→ Dataset extract

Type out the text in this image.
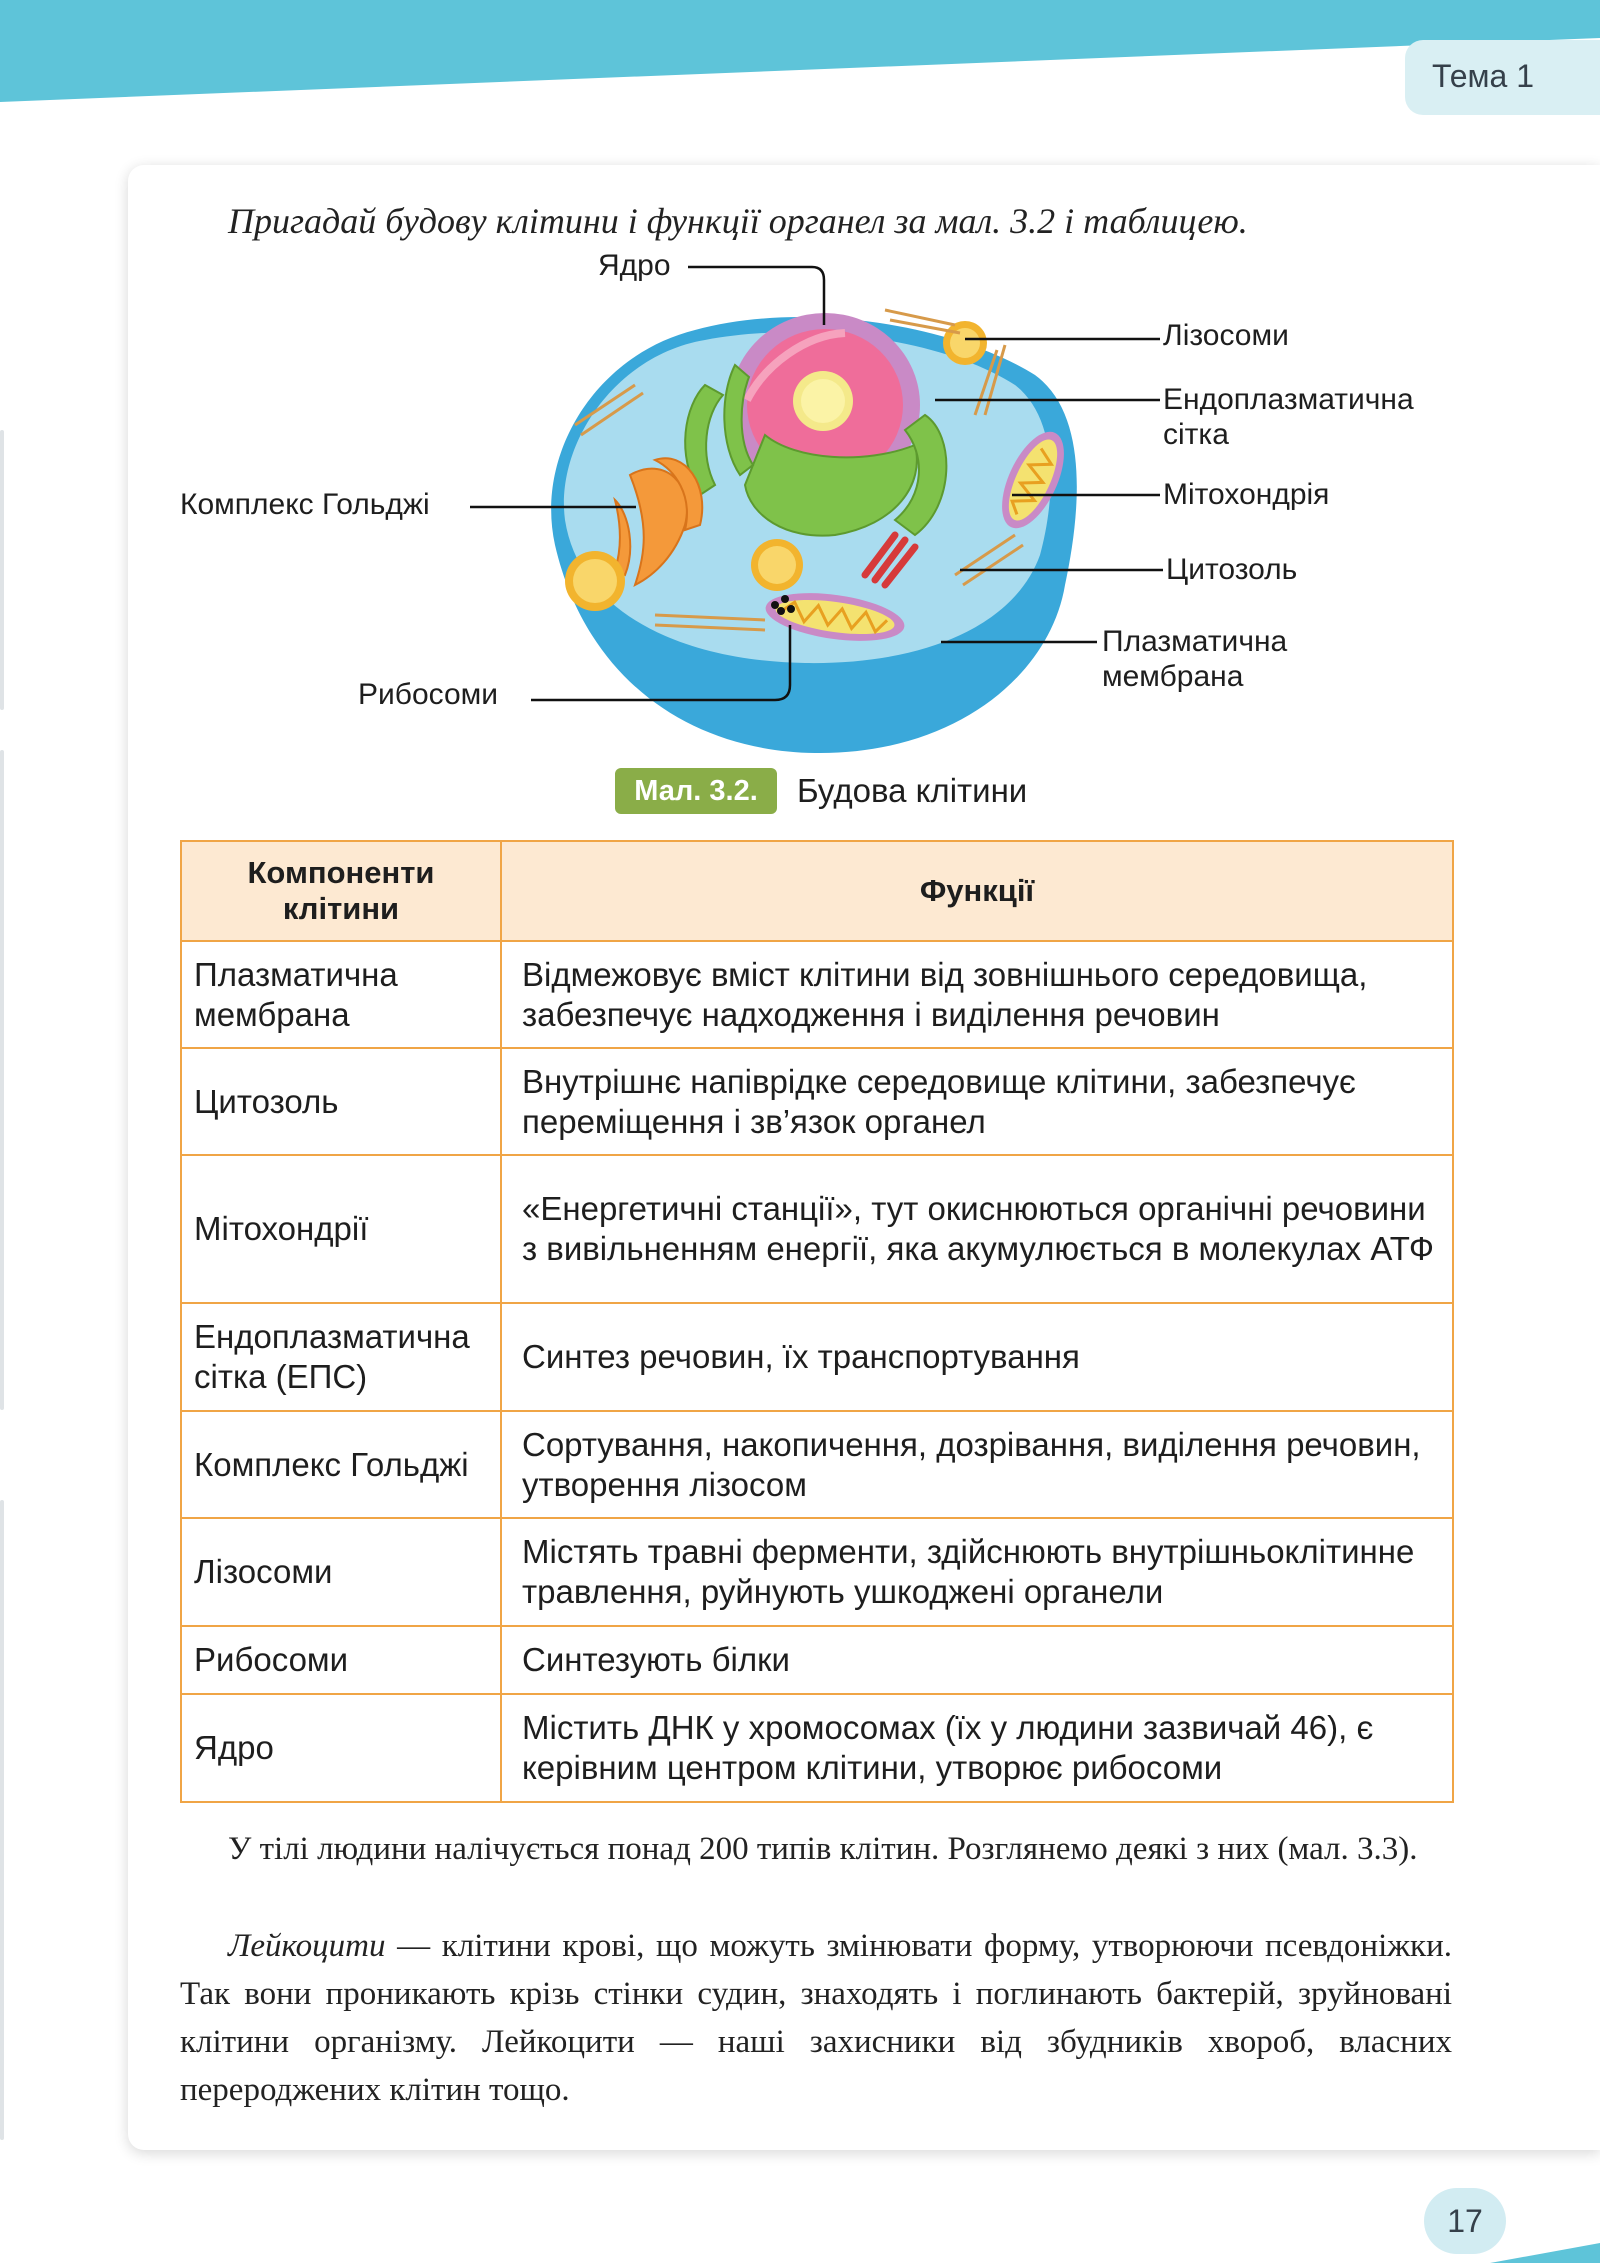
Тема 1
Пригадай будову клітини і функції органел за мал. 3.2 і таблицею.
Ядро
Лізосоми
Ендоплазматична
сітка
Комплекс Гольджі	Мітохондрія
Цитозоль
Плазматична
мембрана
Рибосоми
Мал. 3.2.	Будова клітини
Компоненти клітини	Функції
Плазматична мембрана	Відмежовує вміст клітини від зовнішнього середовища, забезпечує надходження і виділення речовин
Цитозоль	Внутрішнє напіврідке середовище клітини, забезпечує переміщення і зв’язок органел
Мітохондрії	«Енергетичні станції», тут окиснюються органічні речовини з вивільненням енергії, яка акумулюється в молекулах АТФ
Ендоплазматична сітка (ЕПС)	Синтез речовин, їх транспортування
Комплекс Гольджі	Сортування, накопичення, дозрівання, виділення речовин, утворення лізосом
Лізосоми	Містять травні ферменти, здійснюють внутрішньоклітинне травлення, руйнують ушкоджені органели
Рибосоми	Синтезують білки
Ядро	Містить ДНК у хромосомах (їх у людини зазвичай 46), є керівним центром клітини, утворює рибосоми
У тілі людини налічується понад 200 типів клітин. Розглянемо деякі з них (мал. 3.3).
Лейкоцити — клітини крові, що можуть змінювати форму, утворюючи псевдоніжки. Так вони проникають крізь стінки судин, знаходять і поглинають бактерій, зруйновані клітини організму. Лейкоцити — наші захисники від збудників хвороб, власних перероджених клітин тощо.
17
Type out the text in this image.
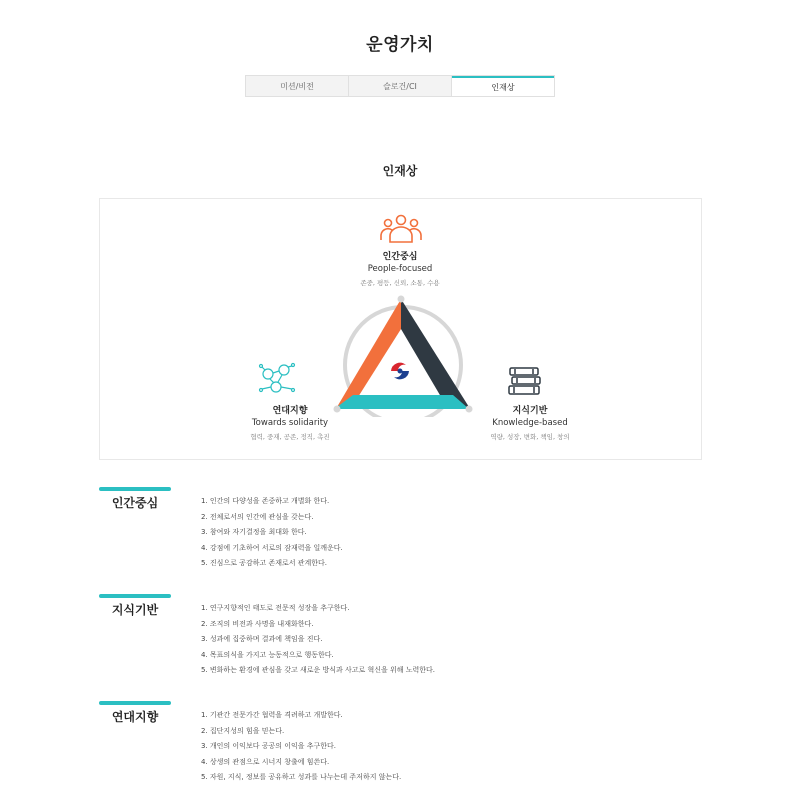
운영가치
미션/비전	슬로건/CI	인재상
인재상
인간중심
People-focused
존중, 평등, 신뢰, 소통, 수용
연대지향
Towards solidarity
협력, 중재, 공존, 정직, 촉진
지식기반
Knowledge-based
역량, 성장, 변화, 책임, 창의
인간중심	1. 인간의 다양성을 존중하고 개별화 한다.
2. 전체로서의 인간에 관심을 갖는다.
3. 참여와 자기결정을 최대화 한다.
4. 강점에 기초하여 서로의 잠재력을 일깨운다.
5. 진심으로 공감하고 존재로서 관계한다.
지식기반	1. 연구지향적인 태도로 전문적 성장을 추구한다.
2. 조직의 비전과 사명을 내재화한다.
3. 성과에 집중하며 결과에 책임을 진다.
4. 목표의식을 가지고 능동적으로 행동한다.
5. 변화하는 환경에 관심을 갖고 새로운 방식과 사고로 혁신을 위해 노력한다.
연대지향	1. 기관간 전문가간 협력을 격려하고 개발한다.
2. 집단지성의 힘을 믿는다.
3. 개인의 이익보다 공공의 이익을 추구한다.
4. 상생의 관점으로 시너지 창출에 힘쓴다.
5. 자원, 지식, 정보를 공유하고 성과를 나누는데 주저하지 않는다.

→ Exercise requirements
Quote everything in the listing above exactly; pictures are the only thing to omit.

→ Solution to this task
Type out the text in this image.
Тема 1
Пригадай будову клітини і функції органел за мал. 3.2 і таблицею.
Ядро
Лізосоми
Ендоплазматична
сітка
Комплекс Гольджі	Мітохондрія
Цитозоль
Плазматична
мембрана
Рибосоми
Мал. 3.2.	Будова клітини
Компоненти клітини	Функції
Плазматична мембрана	Відмежовує вміст клітини від зовнішнього середовища, забезпечує надходження і виділення речовин
Цитозоль	Внутрішнє напіврідке середовище клітини, забезпечує переміщення і зв’язок органел
Мітохондрії	«Енергетичні станції», тут окиснюються органічні речовини з вивільненням енергії, яка акумулюється в молекулах АТФ
Ендоплазматична сітка (ЕПС)	Синтез речовин, їх транспортування
Комплекс Гольджі	Сортування, накопичення, дозрівання, виділення речовин, утворення лізосом
Лізосоми	Містять травні ферменти, здійснюють внутрішньоклітинне травлення, руйнують ушкоджені органели
Рибосоми	Синтезують білки
Ядро	Містить ДНК у хромосомах (їх у людини зазвичай 46), є керівним центром клітини, утворює рибосоми
У тілі людини налічується понад 200 типів клітин. Розглянемо деякі з них (мал. 3.3).
Лейкоцити — клітини крові, що можуть змінювати форму, утворюючи псевдоніжки. Так вони проникають крізь стінки судин, знаходять і поглинають бактерій, зруйновані клітини організму. Лейкоцити — наші захисники від збудників хвороб, власних перероджених клітин тощо.
17
Type out the text in this image.
운영가치
미션/비전	슬로건/CI	인재상
인재상
인간중심
People-focused
존중, 평등, 신뢰, 소통, 수용
연대지향
Towards solidarity
협력, 중재, 공존, 정직, 촉진
지식기반
Knowledge-based
역량, 성장, 변화, 책임, 창의
인간중심	1. 인간의 다양성을 존중하고 개별화 한다.
2. 전체로서의 인간에 관심을 갖는다.
3. 참여와 자기결정을 최대화 한다.
4. 강점에 기초하여 서로의 잠재력을 일깨운다.
5. 진심으로 공감하고 존재로서 관계한다.
지식기반	1. 연구지향적인 태도로 전문적 성장을 추구한다.
2. 조직의 비전과 사명을 내재화한다.
3. 성과에 집중하며 결과에 책임을 진다.
4. 목표의식을 가지고 능동적으로 행동한다.
5. 변화하는 환경에 관심을 갖고 새로운 방식과 사고로 혁신을 위해 노력한다.
연대지향	1. 기관간 전문가간 협력을 격려하고 개발한다.
2. 집단지성의 힘을 믿는다.
3. 개인의 이익보다 공공의 이익을 추구한다.
4. 상생의 관점으로 시너지 창출에 힘쓴다.
5. 자원, 지식, 정보를 공유하고 성과를 나누는데 주저하지 않는다.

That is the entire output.